--- START DATASET EXTRACT ---
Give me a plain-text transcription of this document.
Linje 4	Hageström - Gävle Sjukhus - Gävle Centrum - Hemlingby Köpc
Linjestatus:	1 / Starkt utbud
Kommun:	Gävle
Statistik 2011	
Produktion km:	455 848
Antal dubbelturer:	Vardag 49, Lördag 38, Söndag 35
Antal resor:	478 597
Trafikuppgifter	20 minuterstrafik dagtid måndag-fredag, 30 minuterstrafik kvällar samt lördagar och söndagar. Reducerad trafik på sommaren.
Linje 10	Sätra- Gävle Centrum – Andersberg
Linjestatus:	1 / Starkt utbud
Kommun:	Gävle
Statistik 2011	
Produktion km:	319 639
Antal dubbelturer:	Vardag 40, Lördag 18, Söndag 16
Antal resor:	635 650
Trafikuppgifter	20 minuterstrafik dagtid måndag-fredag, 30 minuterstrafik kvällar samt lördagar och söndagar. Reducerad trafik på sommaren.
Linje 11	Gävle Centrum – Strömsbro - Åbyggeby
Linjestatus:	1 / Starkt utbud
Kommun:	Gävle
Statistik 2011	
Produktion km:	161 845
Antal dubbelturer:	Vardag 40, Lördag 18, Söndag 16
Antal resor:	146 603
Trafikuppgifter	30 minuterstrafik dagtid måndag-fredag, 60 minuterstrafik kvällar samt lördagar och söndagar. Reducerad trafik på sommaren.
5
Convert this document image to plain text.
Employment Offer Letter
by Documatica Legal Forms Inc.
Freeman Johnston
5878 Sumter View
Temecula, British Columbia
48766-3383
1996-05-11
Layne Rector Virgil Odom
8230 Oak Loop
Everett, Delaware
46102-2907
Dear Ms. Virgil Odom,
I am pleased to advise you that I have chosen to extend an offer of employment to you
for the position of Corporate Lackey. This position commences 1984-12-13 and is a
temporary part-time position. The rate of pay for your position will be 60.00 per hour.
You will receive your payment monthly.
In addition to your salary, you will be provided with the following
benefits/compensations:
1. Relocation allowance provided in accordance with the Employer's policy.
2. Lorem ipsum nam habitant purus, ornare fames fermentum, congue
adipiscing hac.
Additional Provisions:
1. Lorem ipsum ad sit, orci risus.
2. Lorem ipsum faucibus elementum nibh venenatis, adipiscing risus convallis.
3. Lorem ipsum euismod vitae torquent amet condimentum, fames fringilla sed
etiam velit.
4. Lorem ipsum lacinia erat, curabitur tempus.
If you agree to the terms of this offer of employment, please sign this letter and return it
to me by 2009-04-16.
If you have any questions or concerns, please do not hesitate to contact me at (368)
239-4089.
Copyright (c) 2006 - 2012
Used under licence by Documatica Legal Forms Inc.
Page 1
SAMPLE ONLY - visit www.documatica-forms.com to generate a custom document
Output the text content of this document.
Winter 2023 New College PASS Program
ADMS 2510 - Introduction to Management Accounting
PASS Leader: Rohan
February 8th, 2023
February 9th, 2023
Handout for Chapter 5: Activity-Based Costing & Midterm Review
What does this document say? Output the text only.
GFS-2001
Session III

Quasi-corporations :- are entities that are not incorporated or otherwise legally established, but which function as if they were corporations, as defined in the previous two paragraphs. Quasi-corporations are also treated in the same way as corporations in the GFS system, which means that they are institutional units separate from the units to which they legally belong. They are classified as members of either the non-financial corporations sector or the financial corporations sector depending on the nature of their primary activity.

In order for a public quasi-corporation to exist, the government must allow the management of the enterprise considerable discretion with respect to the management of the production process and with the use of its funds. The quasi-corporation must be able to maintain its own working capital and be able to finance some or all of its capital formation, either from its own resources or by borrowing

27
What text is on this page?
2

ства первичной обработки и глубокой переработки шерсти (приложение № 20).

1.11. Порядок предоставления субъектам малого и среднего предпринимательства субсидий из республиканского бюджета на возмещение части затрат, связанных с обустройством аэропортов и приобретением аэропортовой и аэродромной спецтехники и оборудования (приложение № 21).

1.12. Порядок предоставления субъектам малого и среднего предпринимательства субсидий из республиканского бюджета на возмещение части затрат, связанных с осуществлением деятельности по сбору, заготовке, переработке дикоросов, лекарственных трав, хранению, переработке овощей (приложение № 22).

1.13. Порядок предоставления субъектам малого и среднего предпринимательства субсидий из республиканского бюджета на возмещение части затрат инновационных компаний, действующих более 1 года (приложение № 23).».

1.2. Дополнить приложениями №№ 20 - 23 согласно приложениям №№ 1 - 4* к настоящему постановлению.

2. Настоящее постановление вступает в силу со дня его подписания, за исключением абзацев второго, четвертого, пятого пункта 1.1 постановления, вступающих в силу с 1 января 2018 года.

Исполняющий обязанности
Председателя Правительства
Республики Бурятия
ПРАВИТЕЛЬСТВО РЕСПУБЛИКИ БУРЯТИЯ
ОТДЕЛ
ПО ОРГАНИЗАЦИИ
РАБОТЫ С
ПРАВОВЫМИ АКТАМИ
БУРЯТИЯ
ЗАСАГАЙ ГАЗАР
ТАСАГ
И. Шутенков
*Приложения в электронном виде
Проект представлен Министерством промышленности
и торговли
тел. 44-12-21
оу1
--- END DATASET EXTRACT ---
*GIVEN INSTRUCTION*: Reply with one number: the count of lines in the entries that include the word "plain".

*SOLUTION TO THIS PROBLEM*: 2